-- DATA RECORDS --
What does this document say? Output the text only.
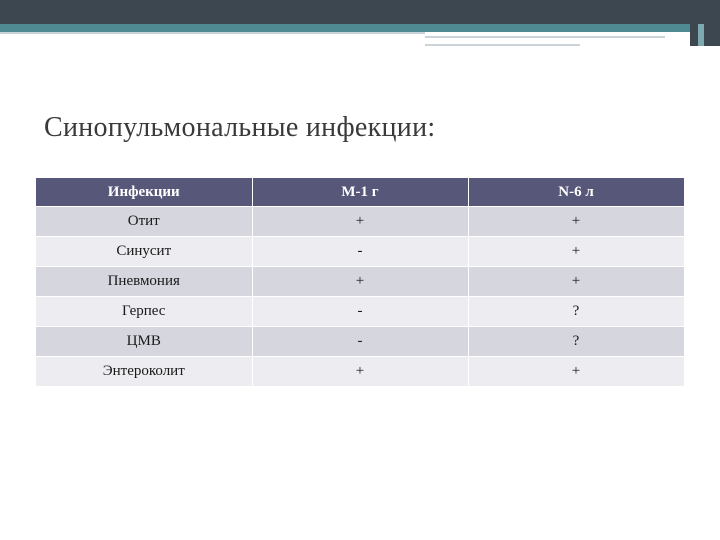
Синопульмональные инфекции:
Инфекции	М-1 г	N-6 л
Отит	+	+
Синусит	-	+
Пневмония	+	+
Герпес	-	?
ЦМВ	-	?
Энтероколит	+	+
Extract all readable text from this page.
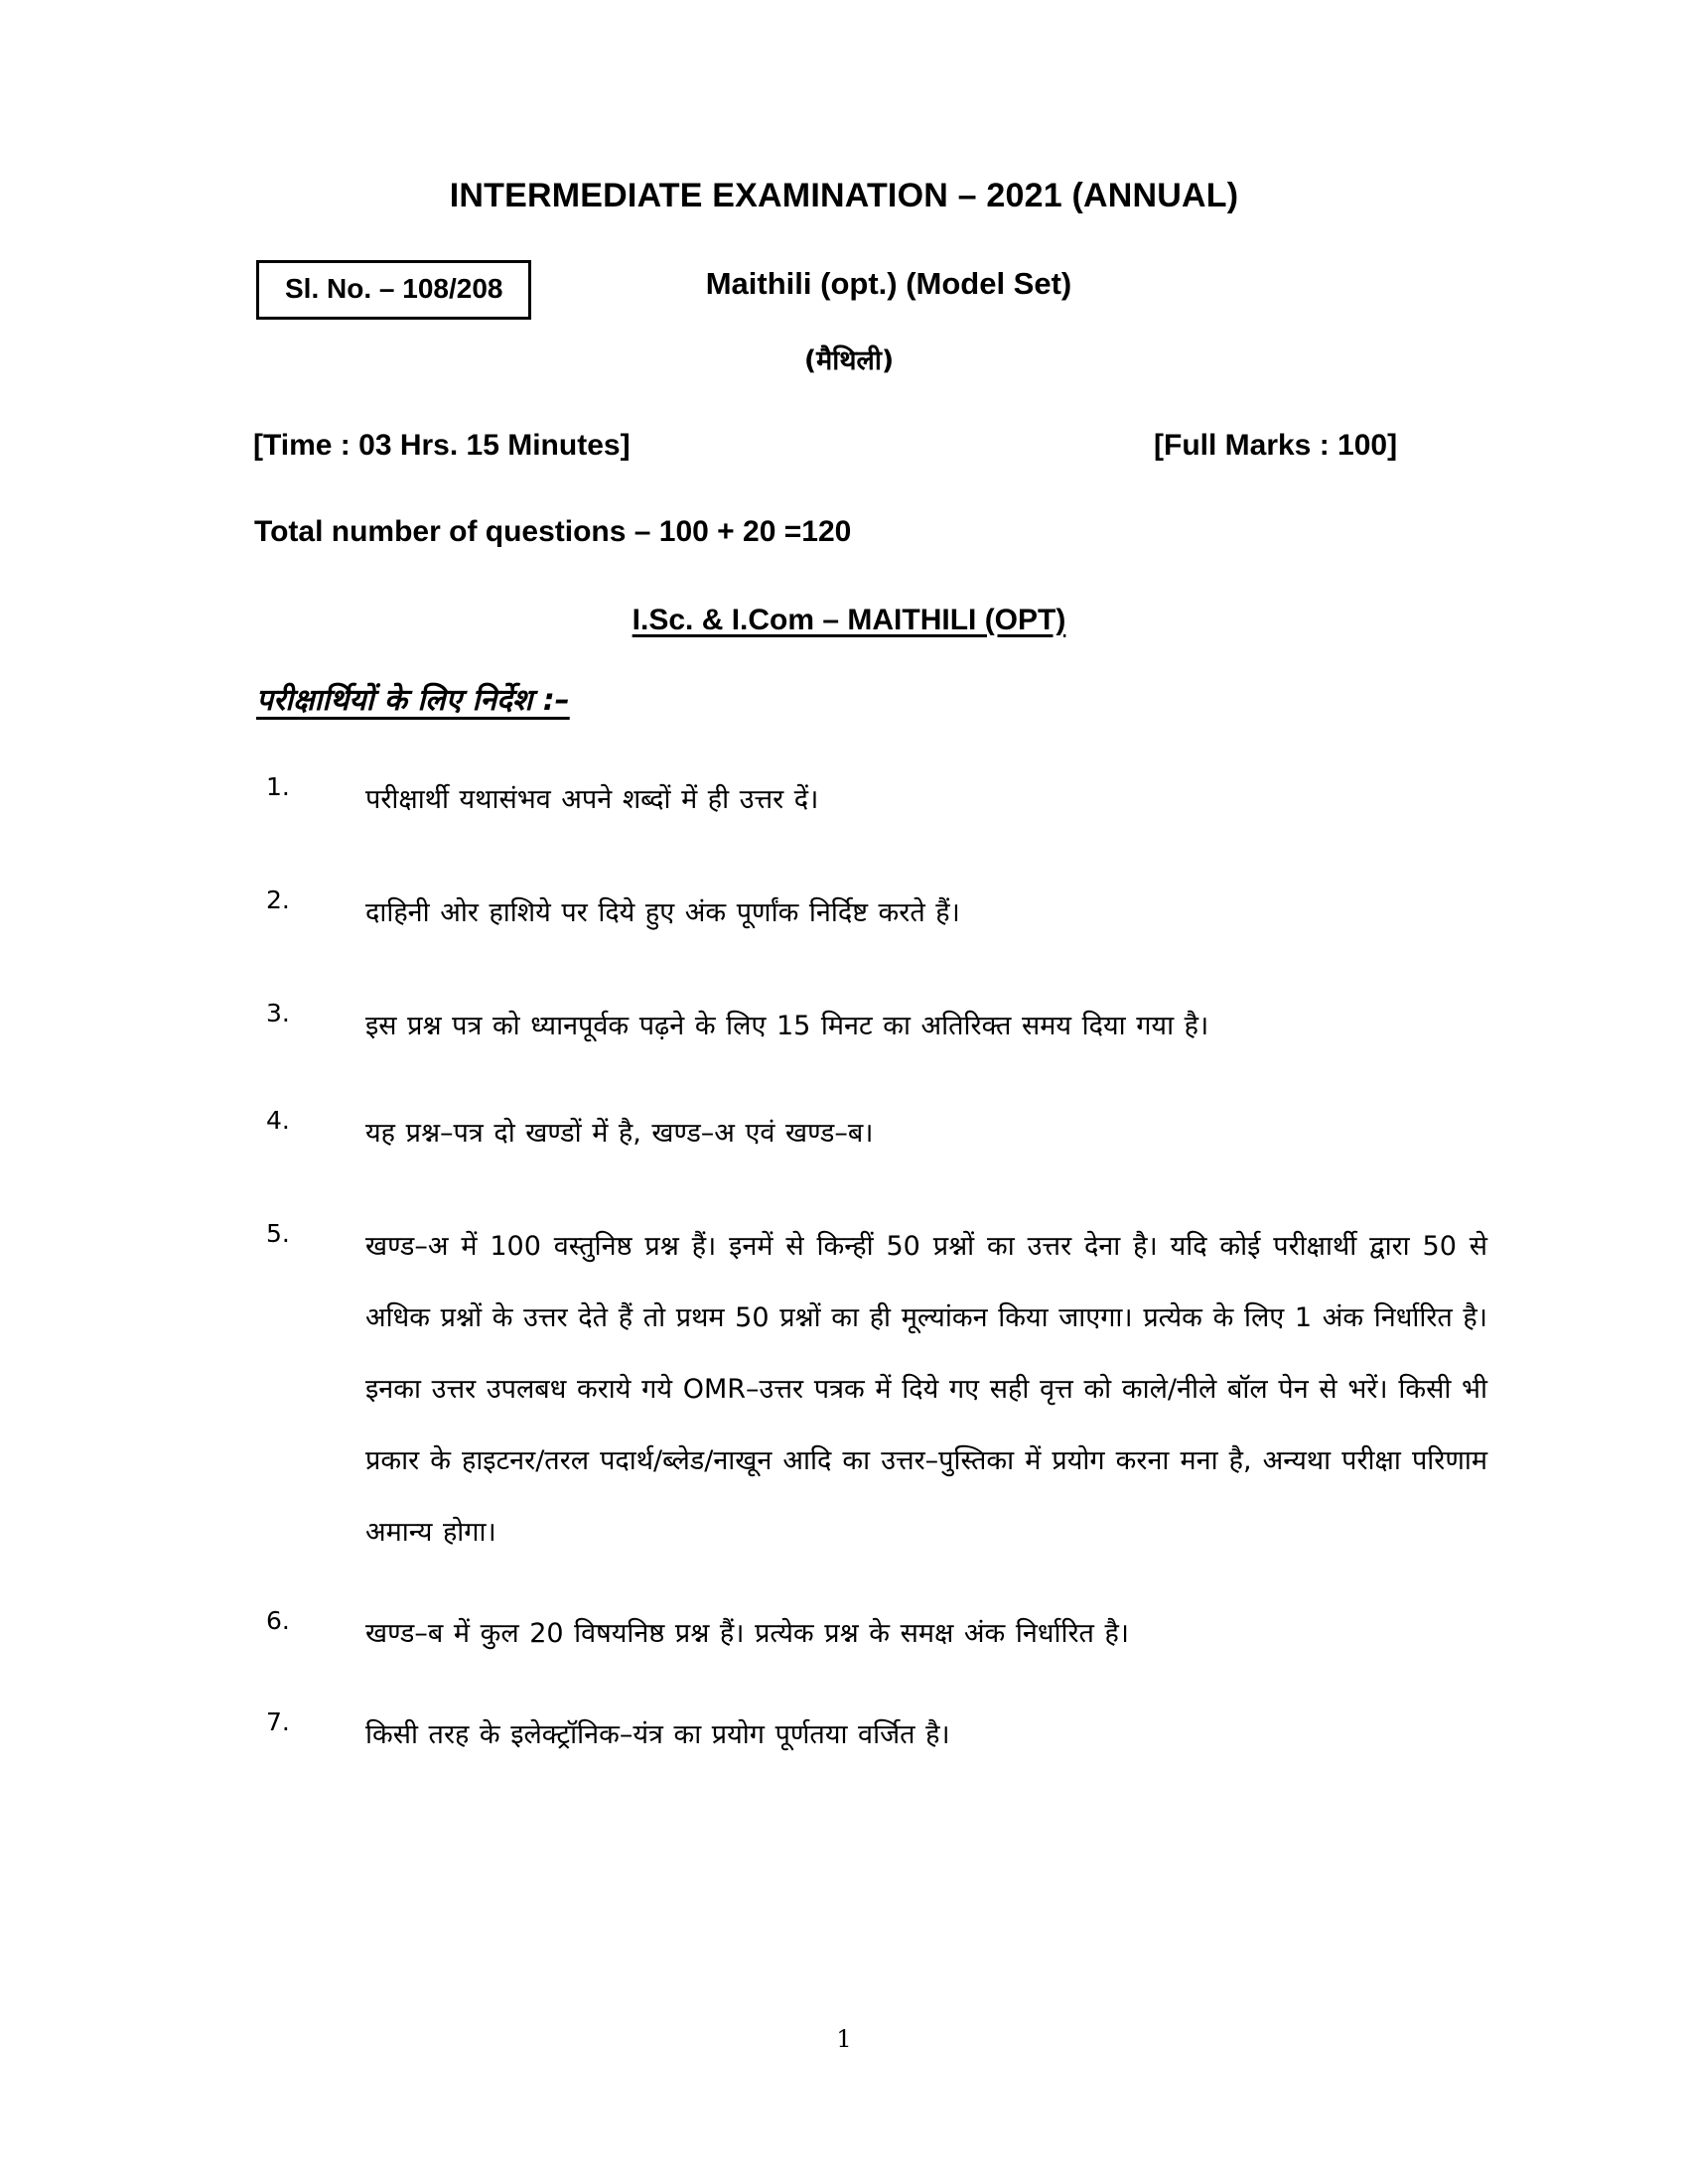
INTERMEDIATE EXAMINATION – 2021 (ANNUAL)
Sl. No. – 108/208	Maithili (opt.) (Model Set)
(मैथिली)
[Time : 03 Hrs. 15 Minutes]	[Full Marks : 100]
Total number of questions – 100 + 20 =120
I.Sc. & I.Com – MAITHILI (OPT)
परीक्षार्थियों के लिए निर्देश :–
1.	परीक्षार्थी यथासंभव अपने शब्दों में ही उत्तर दें।
2.	दाहिनी ओर हाशिये पर दिये हुए अंक पूर्णांक निर्दिष्ट करते हैं।
3.	इस प्रश्न पत्र को ध्यानपूर्वक पढ़ने के लिए 15 मिनट का अतिरिक्त समय दिया गया है।
4.	यह प्रश्न–पत्र दो खण्डों में है, खण्ड–अ एवं खण्ड–ब।
5.	खण्ड–अ में 100 वस्तुनिष्ठ प्रश्न हैं। इनमें से किन्हीं 50 प्रश्नों का उत्तर देना है। यदि कोई परीक्षार्थी द्वारा 50 से अधिक प्रश्नों के उत्तर देते हैं तो प्रथम 50 प्रश्नों का ही मूल्यांकन किया जाएगा। प्रत्येक के लिए 1 अंक निर्धारित है। इनका उत्तर उपलबध कराये गये OMR–उत्तर पत्रक में दिये गए सही वृत्त को काले/नीले बॉल पेन से भरें। किसी भी प्रकार के हाइटनर/तरल पदार्थ/ब्लेड/नाखून आदि का उत्तर–पुस्तिका में प्रयोग करना मना है, अन्यथा परीक्षा परिणाम अमान्य होगा।
6.	खण्ड–ब में कुल 20 विषयनिष्ठ प्रश्न हैं। प्रत्येक प्रश्न के समक्ष अंक निर्धारित है।
7.	किसी तरह के इलेक्ट्रॉनिक–यंत्र का प्रयोग पूर्णतया वर्जित है।
1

-- WORK TO BE COMPLETED --
Leave the pictures out and write out every entry exactly as given.

-- CORRECT RESPONSE --
What does this document say? Output the text only.
Синопульмональные инфекции:
Инфекции	М-1 г	N-6 л
Отит	+	+
Синусит	-	+
Пневмония	+	+
Герпес	-	?
ЦМВ	-	?
Энтероколит	+	+
Extract all readable text from this page.
INTERMEDIATE EXAMINATION – 2021 (ANNUAL)
Sl. No. – 108/208	Maithili (opt.) (Model Set)
(मैथिली)
[Time : 03 Hrs. 15 Minutes]	[Full Marks : 100]
Total number of questions – 100 + 20 =120
I.Sc. & I.Com – MAITHILI (OPT)
परीक्षार्थियों के लिए निर्देश :–
1.	परीक्षार्थी यथासंभव अपने शब्दों में ही उत्तर दें।
2.	दाहिनी ओर हाशिये पर दिये हुए अंक पूर्णांक निर्दिष्ट करते हैं।
3.	इस प्रश्न पत्र को ध्यानपूर्वक पढ़ने के लिए 15 मिनट का अतिरिक्त समय दिया गया है।
4.	यह प्रश्न–पत्र दो खण्डों में है, खण्ड–अ एवं खण्ड–ब।
5.	खण्ड–अ में 100 वस्तुनिष्ठ प्रश्न हैं। इनमें से किन्हीं 50 प्रश्नों का उत्तर देना है। यदि कोई परीक्षार्थी द्वारा 50 से अधिक प्रश्नों के उत्तर देते हैं तो प्रथम 50 प्रश्नों का ही मूल्यांकन किया जाएगा। प्रत्येक के लिए 1 अंक निर्धारित है। इनका उत्तर उपलबध कराये गये OMR–उत्तर पत्रक में दिये गए सही वृत्त को काले/नीले बॉल पेन से भरें। किसी भी प्रकार के हाइटनर/तरल पदार्थ/ब्लेड/नाखून आदि का उत्तर–पुस्तिका में प्रयोग करना मना है, अन्यथा परीक्षा परिणाम अमान्य होगा।
6.	खण्ड–ब में कुल 20 विषयनिष्ठ प्रश्न हैं। प्रत्येक प्रश्न के समक्ष अंक निर्धारित है।
7.	किसी तरह के इलेक्ट्रॉनिक–यंत्र का प्रयोग पूर्णतया वर्जित है।
1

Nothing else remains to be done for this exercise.